◆ Aim of the exercise
Look through the records below, and copy out every line that holds the string "grupper".

◆ Listed entries
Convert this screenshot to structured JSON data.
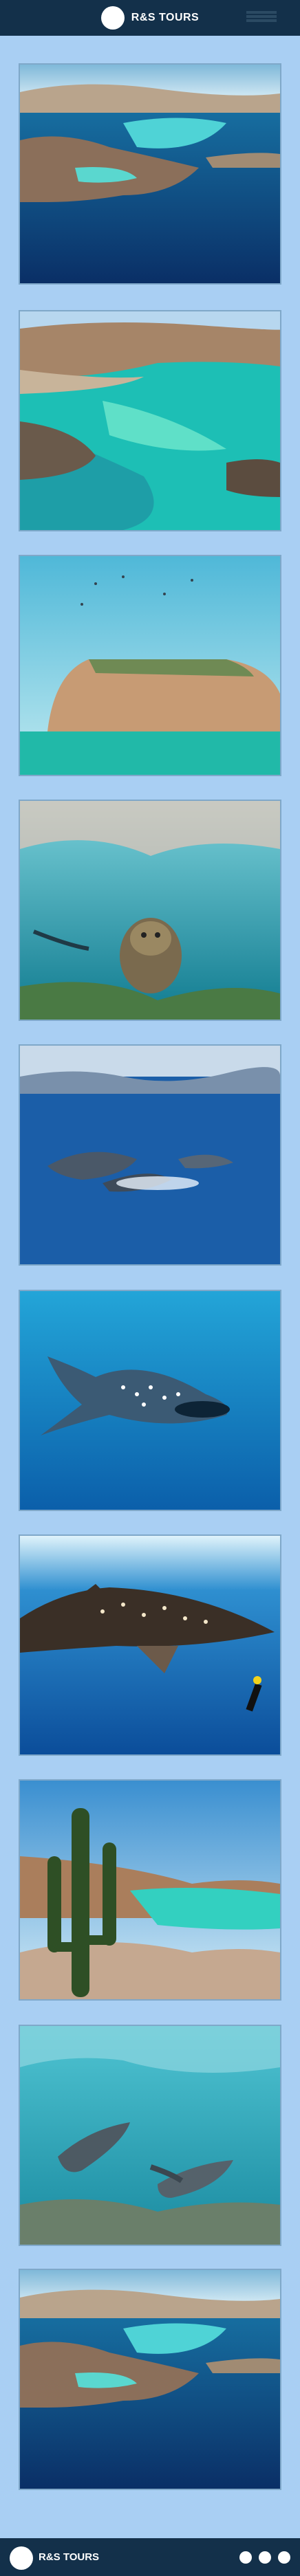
{
  "header": {
    "brand": "R&S TOURS"
  },
  "footer": {
    "brand": "R&S TOURS"
  },
  "gallery": {
    "photos": [
      "aerial-bay-island",
      "turquoise-lagoon-cliffs",
      "rock-island-birds",
      "sea-lion-underwater",
      "dolphins-jumping",
      "whale-shark-blue-water",
      "whale-shark-with-diver",
      "cactus-over-beach",
      "two-sea-lions-underwater",
      "aerial-bay-island-repeat"
    ]
  },
  "colors": {
    "bar": "#13304a",
    "background": "#a9cff3",
    "accent": "#ffffff"
  }
}
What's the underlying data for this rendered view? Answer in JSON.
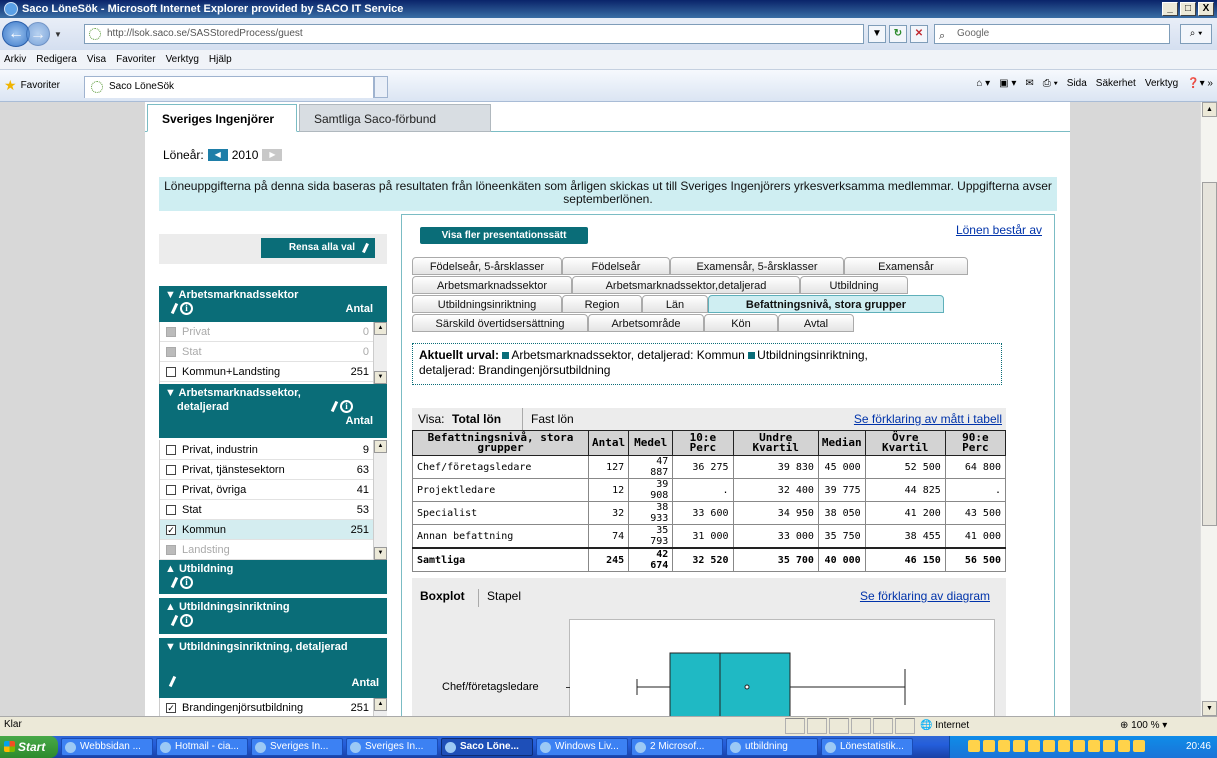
{
  "window": {
    "title": "Saco LöneSök - Microsoft Internet Explorer provided by SACO IT Service",
    "buttons": [
      "_",
      "□",
      "X"
    ]
  },
  "address": {
    "url": "http://lsok.saco.se/SASStoredProcess/guest",
    "search_placeholder": "Google"
  },
  "menu": [
    "Arkiv",
    "Redigera",
    "Visa",
    "Favoriter",
    "Verktyg",
    "Hjälp"
  ],
  "favbar": {
    "favorites": "Favoriter",
    "tab": "Saco LöneSök",
    "commands": [
      "Sida",
      "Säkerhet",
      "Verktyg"
    ]
  },
  "page": {
    "tabs": [
      {
        "label": "Sveriges Ingenjörer",
        "active": true
      },
      {
        "label": "Samtliga Saco-förbund",
        "active": false
      }
    ],
    "year_label": "Löneår:",
    "year_value": "2010",
    "info": "Löneuppgifterna på denna sida baseras på resultaten från löneenkäten som årligen skickas ut till Sveriges Ingenjörers yrkesverksamma medlemmar. Uppgifterna avser septemberlönen.",
    "rensa": "Rensa alla val",
    "antal": "Antal",
    "groups": {
      "g1": "▼ Arbetsmarknadssektor",
      "g1_items": [
        {
          "label": "Privat",
          "count": "0",
          "state": "dim"
        },
        {
          "label": "Stat",
          "count": "0",
          "state": "dim"
        },
        {
          "label": "Kommun+Landsting",
          "count": "251",
          "state": "normal"
        }
      ],
      "g2a": "▼ Arbetsmarknadssektor,",
      "g2b": "detaljerad",
      "g2_items": [
        {
          "label": "Privat, industrin",
          "count": "9",
          "state": "normal",
          "checked": ""
        },
        {
          "label": "Privat, tjänstesektorn",
          "count": "63",
          "state": "normal",
          "checked": ""
        },
        {
          "label": "Privat, övriga",
          "count": "41",
          "state": "normal",
          "checked": ""
        },
        {
          "label": "Stat",
          "count": "53",
          "state": "normal",
          "checked": ""
        },
        {
          "label": "Kommun",
          "count": "251",
          "state": "sel",
          "checked": "✓"
        },
        {
          "label": "Landsting",
          "count": "",
          "state": "dim",
          "checked": ""
        }
      ],
      "g3": "▲ Utbildning",
      "g4": "▲ Utbildningsinriktning",
      "g5": "▼ Utbildningsinriktning, detaljerad",
      "g5_item": {
        "label": "Brandingenjörsutbildning",
        "count": "251",
        "checked": "✓"
      }
    },
    "visa_fler": "Visa fler presentationssätt",
    "lonen": "Lönen består av",
    "ftabs": {
      "row1": [
        "Födelseår, 5-årsklasser",
        "Födelseår",
        "Examensår, 5-årsklasser",
        "Examensår"
      ],
      "row2": [
        "Arbetsmarknadssektor",
        "Arbetsmarknadssektor,detaljerad",
        "Utbildning"
      ],
      "row3": [
        "Utbildningsinriktning",
        "Region",
        "Län",
        "Befattningsnivå, stora grupper"
      ],
      "row4": [
        "Särskild övertidsersättning",
        "Arbetsområde",
        "Kön",
        "Avtal"
      ]
    },
    "urval_label": "Aktuellt urval:",
    "urval_1": "Arbetsmarknadssektor, detaljerad: Kommun",
    "urval_2": "Utbildningsinriktning,",
    "urval_3": "detaljerad: Brandingenjörsutbildning",
    "visa": "Visa:",
    "total_lon": "Total lön",
    "fast_lon": "Fast lön",
    "se_matt": "Se förklaring av mått i tabell",
    "table": {
      "headers": [
        "Befattningsnivå, stora grupper",
        "Antal",
        "Medel",
        "10:e Perc",
        "Undre Kvartil",
        "Median",
        "Övre Kvartil",
        "90:e Perc"
      ],
      "rows": [
        [
          "Chef/företagsledare",
          "127",
          "47 887",
          "36 275",
          "39 830",
          "45 000",
          "52 500",
          "64 800"
        ],
        [
          "Projektledare",
          "12",
          "39 908",
          ".",
          "32 400",
          "39 775",
          "44 825",
          "."
        ],
        [
          "Specialist",
          "32",
          "38 933",
          "33 600",
          "34 950",
          "38 050",
          "41 200",
          "43 500"
        ],
        [
          "Annan befattning",
          "74",
          "35 793",
          "31 000",
          "33 000",
          "35 750",
          "38 455",
          "41 000"
        ]
      ],
      "total": [
        "Samtliga",
        "245",
        "42 674",
        "32 520",
        "35 700",
        "40 000",
        "46 150",
        "56 500"
      ]
    },
    "boxplot": "Boxplot",
    "stapel": "Stapel",
    "se_diagram": "Se förklaring av diagram",
    "chart_label": "Chef/företagsledare"
  },
  "status": {
    "left": "Klar",
    "zone": "Internet",
    "zoom": "100 %"
  },
  "taskbar": {
    "start": "Start",
    "items": [
      "Webbsidan ...",
      "Hotmail - cia...",
      "Sveriges In...",
      "Sveriges In...",
      "Saco Löne...",
      "Windows Liv...",
      "2 Microsof...",
      "utbildning",
      "Lönestatistik..."
    ],
    "clock": "20:46"
  },
  "colors": {
    "teal": "#0a6d78",
    "light_teal": "#cfeef2",
    "box": "#1fb9c4"
  }
}
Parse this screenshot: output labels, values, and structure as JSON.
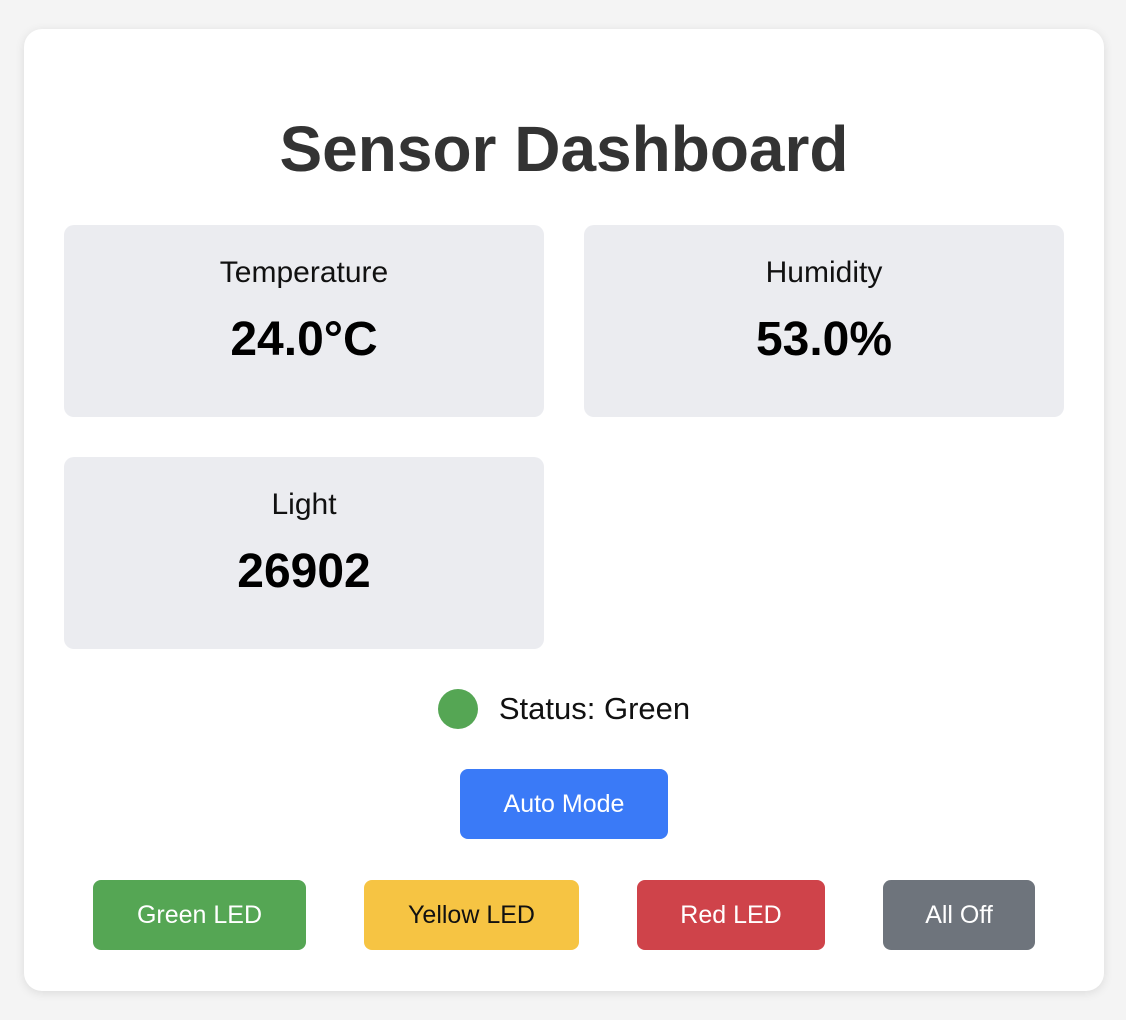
{
  "title": "Sensor Dashboard",
  "sensors": {
    "temperature": {
      "label": "Temperature",
      "value": "24.0°C"
    },
    "humidity": {
      "label": "Humidity",
      "value": "53.0%"
    },
    "light": {
      "label": "Light",
      "value": "26902"
    }
  },
  "status": {
    "text": "Status: Green",
    "color": "#55a654"
  },
  "buttons": {
    "auto": {
      "label": "Auto Mode",
      "color": "#3a7af7"
    },
    "green": {
      "label": "Green LED",
      "color": "#55a654"
    },
    "yellow": {
      "label": "Yellow LED",
      "color": "#f6c443"
    },
    "red": {
      "label": "Red LED",
      "color": "#cf434a"
    },
    "off": {
      "label": "All Off",
      "color": "#6e747c"
    }
  }
}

◆ Solution to the exercise
        "Befattningsnivå, stora grupper"
        "Befattningsnivå, stora grupper",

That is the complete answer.